→ **TASK BRIEF**: Scan the lines below; pull out those with "Number".

→ **SUPPLIED MATERIAL**:
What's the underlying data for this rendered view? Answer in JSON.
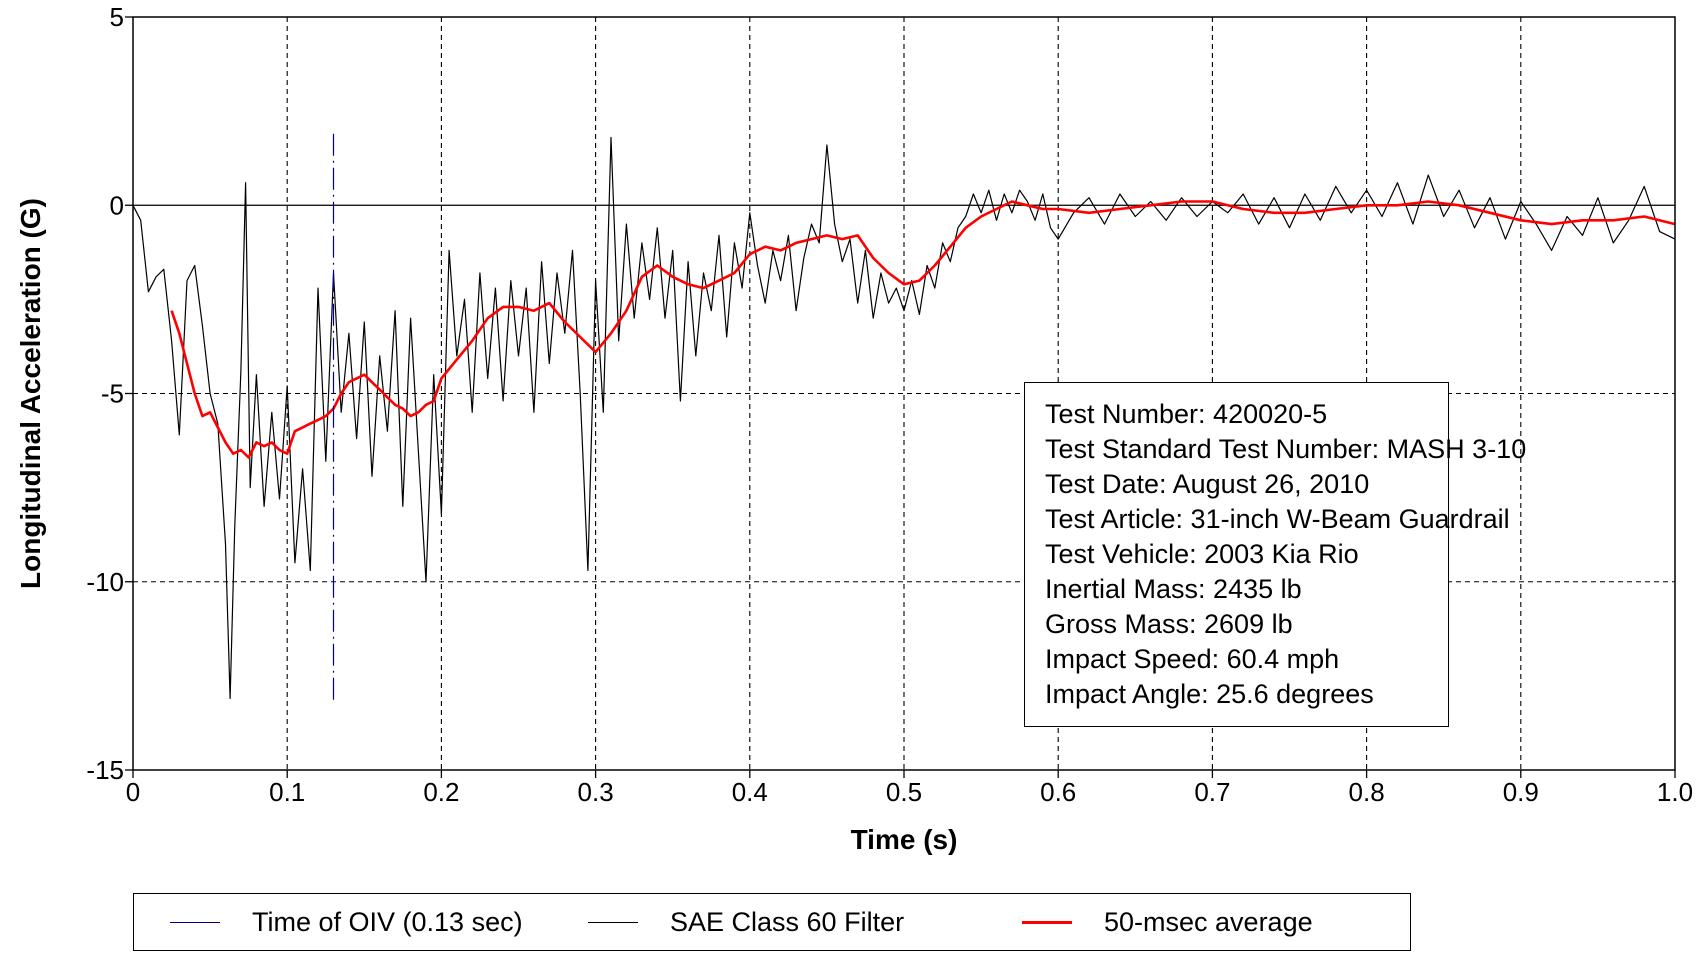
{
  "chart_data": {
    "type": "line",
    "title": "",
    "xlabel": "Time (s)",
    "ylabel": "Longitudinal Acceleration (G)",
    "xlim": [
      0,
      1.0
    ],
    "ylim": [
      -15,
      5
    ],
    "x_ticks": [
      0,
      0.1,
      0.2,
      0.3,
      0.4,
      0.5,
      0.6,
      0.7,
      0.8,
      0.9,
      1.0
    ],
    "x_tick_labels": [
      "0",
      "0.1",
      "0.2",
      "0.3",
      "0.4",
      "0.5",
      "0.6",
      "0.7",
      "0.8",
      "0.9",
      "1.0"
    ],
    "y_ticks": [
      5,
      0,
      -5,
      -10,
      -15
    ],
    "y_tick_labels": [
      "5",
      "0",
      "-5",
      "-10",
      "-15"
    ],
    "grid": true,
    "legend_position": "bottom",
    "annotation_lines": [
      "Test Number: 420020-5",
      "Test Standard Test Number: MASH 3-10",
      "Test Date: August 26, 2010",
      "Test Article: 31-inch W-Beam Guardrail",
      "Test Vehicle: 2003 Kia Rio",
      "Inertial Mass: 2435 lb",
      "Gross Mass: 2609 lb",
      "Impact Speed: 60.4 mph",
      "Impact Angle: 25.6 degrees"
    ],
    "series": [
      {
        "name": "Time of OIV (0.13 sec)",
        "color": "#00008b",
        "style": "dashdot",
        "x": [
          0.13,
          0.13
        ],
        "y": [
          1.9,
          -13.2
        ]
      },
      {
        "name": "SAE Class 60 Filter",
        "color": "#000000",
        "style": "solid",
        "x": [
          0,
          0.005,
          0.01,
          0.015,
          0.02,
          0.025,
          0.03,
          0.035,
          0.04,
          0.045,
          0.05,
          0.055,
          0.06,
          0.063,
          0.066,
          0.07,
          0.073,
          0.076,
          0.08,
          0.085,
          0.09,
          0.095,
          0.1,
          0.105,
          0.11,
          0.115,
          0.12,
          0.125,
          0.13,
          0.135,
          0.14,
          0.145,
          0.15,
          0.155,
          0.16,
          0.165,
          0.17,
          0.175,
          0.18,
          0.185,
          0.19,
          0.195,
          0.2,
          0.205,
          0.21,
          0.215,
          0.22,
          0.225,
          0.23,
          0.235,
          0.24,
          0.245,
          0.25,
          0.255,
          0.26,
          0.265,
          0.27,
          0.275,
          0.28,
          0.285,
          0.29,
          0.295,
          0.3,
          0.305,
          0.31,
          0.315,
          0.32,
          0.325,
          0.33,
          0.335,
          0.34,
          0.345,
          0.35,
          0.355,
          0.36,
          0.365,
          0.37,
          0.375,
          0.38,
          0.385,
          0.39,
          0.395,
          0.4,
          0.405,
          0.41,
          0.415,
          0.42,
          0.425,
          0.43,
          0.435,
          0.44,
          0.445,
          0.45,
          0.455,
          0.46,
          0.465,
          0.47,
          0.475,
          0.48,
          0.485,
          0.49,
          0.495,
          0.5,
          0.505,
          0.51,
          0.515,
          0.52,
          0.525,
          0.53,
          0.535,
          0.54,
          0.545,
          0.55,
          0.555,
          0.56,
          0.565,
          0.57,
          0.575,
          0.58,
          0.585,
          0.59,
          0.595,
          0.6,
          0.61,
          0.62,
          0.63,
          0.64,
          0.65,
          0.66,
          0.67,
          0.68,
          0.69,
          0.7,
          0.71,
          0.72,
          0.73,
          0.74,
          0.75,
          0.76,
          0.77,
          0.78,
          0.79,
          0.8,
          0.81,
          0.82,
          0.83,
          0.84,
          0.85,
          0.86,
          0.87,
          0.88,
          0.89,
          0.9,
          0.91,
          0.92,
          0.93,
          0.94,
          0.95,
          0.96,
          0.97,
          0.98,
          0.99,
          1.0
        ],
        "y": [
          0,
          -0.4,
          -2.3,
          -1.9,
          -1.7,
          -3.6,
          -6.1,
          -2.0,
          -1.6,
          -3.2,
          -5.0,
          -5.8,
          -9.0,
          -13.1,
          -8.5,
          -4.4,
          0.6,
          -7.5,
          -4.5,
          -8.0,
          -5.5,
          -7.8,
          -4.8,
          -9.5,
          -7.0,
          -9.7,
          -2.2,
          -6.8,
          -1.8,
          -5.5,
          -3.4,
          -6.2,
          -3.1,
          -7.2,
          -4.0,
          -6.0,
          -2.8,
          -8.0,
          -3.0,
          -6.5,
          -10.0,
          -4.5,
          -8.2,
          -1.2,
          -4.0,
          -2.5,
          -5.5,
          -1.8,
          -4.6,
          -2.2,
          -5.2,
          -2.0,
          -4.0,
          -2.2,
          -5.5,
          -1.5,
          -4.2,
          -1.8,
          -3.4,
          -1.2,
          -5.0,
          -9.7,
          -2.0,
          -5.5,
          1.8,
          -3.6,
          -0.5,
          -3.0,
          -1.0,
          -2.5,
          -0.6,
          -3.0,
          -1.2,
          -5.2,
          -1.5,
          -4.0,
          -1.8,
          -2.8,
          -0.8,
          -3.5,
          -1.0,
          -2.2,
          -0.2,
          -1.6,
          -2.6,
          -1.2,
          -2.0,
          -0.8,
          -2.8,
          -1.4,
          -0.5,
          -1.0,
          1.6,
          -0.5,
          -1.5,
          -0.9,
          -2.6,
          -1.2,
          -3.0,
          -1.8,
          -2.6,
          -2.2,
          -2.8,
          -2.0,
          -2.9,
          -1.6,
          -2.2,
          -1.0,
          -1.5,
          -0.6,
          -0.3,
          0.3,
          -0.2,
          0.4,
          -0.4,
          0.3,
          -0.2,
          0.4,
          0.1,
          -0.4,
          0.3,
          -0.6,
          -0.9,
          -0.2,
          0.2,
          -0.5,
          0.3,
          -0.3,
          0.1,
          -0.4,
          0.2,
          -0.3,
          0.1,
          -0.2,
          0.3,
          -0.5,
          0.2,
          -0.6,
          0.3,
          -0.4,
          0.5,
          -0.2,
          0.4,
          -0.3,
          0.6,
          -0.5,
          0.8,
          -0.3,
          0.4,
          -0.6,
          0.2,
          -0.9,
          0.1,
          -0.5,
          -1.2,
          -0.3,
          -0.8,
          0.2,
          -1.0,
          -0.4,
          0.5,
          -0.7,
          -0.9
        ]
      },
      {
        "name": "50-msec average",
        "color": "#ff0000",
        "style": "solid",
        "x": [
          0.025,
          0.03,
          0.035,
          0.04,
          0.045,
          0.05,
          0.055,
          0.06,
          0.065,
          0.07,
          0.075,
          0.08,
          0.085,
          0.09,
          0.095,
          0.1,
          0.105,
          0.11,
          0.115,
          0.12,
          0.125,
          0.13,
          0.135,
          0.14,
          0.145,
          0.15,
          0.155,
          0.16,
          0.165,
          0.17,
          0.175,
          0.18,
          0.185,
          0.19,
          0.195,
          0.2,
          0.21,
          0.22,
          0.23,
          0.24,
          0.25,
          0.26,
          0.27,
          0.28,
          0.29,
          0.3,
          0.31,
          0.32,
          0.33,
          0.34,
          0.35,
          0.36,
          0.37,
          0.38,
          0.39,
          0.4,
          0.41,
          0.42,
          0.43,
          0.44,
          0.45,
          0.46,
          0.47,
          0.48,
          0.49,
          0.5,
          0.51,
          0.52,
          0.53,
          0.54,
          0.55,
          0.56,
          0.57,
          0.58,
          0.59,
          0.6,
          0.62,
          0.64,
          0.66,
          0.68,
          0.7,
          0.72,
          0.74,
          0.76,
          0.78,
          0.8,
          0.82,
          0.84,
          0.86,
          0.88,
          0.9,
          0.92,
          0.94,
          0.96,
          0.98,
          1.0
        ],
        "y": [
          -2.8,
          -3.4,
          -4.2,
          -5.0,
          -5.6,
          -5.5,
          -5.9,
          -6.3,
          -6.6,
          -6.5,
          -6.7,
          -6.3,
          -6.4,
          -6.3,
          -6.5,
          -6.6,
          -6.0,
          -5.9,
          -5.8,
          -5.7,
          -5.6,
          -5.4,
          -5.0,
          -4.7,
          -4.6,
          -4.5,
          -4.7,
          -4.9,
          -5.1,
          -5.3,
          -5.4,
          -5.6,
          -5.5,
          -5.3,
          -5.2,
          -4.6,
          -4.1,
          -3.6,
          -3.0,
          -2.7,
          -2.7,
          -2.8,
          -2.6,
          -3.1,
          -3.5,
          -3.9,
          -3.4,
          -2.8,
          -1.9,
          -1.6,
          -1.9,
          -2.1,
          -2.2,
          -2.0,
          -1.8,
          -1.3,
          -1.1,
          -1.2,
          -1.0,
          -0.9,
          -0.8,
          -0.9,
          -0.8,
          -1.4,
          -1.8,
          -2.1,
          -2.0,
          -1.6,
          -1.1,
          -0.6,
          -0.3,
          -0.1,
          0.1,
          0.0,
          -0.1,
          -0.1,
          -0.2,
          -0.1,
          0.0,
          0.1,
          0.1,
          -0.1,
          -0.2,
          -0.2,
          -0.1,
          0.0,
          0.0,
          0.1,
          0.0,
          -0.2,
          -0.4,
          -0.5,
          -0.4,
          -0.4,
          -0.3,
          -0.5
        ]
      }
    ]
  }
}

→ **RESULT**:
      "Test Number: 420020-5",
      "Test Standard Test Number: MASH 3-10",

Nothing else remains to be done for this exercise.